**YOUR GOAL:**
The records below need retyping in full; give them again exactly.

**SUPPLIED INFORMATION:**
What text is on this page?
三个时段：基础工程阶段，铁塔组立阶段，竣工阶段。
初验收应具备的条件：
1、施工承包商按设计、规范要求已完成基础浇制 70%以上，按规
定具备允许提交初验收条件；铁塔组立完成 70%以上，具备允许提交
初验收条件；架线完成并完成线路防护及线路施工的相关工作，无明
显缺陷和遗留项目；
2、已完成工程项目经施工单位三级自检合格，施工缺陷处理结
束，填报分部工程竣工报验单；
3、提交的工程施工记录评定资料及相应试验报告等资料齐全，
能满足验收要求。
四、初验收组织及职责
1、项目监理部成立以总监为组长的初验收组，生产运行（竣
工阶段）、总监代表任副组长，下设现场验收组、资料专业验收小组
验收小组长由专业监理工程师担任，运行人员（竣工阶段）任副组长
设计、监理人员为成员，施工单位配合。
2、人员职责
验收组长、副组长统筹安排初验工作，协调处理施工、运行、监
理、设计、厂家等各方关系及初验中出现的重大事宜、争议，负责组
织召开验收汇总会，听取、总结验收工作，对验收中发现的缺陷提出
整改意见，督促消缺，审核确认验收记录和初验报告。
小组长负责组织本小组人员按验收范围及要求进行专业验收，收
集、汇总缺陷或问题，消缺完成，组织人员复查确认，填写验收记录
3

**WRITTEN REPLY:**
What text is on this page?
三个时段：基础工程阶段，铁塔组立阶段，竣工阶段。
初验收应具备的条件：
1、施工承包商按设计、规范要求已完成基础浇制 70%以上，按规
定具备允许提交初验收条件；铁塔组立完成 70%以上，具备允许提交
初验收条件；架线完成并完成线路防护及线路施工的相关工作，无明
显缺陷和遗留项目；
2、已完成工程项目经施工单位三级自检合格，施工缺陷处理结
束，填报分部工程竣工报验单；
3、提交的工程施工记录评定资料及相应试验报告等资料齐全，
能满足验收要求。
四、初验收组织及职责
1、项目监理部成立以总监为组长的初验收组，生产运行（竣
工阶段）、总监代表任副组长，下设现场验收组、资料专业验收小组
验收小组长由专业监理工程师担任，运行人员（竣工阶段）任副组长
设计、监理人员为成员，施工单位配合。
2、人员职责
验收组长、副组长统筹安排初验工作，协调处理施工、运行、监
理、设计、厂家等各方关系及初验中出现的重大事宜、争议，负责组
织召开验收汇总会，听取、总结验收工作，对验收中发现的缺陷提出
整改意见，督促消缺，审核确认验收记录和初验报告。
小组长负责组织本小组人员按验收范围及要求进行专业验收，收
集、汇总缺陷或问题，消缺完成，组织人员复查确认，填写验收记录
3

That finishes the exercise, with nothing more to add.